Spot each line that carries the word "puertos"; copy those lines.

═════ RECORDS TO PROCESS

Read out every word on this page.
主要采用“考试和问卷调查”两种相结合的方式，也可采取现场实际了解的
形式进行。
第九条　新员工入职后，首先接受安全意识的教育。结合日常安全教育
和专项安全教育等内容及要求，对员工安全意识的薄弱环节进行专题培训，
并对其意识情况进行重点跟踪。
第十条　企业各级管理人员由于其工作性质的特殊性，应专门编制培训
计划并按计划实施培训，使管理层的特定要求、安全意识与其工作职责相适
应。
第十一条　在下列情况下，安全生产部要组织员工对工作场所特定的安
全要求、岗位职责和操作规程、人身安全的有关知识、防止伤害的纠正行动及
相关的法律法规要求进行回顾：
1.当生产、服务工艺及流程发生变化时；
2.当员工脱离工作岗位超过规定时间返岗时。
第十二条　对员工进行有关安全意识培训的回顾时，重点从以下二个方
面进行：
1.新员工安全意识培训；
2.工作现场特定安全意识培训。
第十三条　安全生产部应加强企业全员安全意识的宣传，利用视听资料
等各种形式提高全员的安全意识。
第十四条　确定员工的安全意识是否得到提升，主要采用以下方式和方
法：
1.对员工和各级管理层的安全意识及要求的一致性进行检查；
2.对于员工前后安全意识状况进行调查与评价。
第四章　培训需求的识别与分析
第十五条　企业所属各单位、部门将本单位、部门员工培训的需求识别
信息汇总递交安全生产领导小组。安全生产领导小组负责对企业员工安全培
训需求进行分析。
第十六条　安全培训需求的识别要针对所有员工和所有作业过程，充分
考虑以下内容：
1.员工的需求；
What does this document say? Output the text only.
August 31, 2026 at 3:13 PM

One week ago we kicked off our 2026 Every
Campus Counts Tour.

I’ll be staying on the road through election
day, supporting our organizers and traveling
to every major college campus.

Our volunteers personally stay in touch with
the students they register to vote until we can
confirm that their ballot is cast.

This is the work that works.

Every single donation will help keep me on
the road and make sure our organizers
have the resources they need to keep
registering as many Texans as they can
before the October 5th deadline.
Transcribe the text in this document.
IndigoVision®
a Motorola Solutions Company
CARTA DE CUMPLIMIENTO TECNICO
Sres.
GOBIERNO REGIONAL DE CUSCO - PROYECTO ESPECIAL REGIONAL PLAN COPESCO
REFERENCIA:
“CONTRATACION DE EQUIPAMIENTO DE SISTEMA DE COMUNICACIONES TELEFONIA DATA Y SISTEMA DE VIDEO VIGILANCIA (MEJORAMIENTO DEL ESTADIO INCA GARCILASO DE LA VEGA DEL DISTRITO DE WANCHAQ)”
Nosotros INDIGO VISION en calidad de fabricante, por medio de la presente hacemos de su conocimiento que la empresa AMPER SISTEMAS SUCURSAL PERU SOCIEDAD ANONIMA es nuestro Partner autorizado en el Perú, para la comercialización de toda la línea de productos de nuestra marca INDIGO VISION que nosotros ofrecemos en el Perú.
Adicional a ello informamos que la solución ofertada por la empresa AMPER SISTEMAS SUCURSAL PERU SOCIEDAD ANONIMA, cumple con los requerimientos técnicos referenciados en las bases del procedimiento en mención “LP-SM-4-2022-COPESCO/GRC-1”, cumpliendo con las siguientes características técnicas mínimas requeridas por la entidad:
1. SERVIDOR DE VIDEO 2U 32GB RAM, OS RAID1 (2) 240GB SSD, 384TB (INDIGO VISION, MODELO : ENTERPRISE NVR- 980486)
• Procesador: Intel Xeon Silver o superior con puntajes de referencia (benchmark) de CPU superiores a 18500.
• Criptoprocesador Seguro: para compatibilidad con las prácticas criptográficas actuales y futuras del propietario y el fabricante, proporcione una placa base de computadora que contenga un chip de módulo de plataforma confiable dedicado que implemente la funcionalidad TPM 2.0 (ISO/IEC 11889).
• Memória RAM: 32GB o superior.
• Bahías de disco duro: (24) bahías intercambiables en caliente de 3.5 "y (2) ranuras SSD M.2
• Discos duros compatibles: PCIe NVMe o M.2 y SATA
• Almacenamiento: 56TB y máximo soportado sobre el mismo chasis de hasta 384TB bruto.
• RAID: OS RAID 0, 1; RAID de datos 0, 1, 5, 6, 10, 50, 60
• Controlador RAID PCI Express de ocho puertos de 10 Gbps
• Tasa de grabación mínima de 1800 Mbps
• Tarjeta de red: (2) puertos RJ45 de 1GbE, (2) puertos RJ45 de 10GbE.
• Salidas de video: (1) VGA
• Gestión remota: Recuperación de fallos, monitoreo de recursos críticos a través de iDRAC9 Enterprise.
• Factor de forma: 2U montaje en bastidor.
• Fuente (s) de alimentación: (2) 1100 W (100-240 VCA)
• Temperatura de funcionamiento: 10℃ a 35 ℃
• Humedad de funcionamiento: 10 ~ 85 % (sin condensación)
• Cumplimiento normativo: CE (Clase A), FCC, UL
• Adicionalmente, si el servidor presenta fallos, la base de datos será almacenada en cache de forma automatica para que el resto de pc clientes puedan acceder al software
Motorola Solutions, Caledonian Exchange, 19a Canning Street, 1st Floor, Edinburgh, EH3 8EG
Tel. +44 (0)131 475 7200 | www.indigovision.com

══════════

WRITTEN ANSWER →
• Controlador RAID PCI Express de ocho puertos de 10 Gbps
• Tarjeta de red: (2) puertos RJ45 de 1GbE, (2) puertos RJ45 de 10GbE.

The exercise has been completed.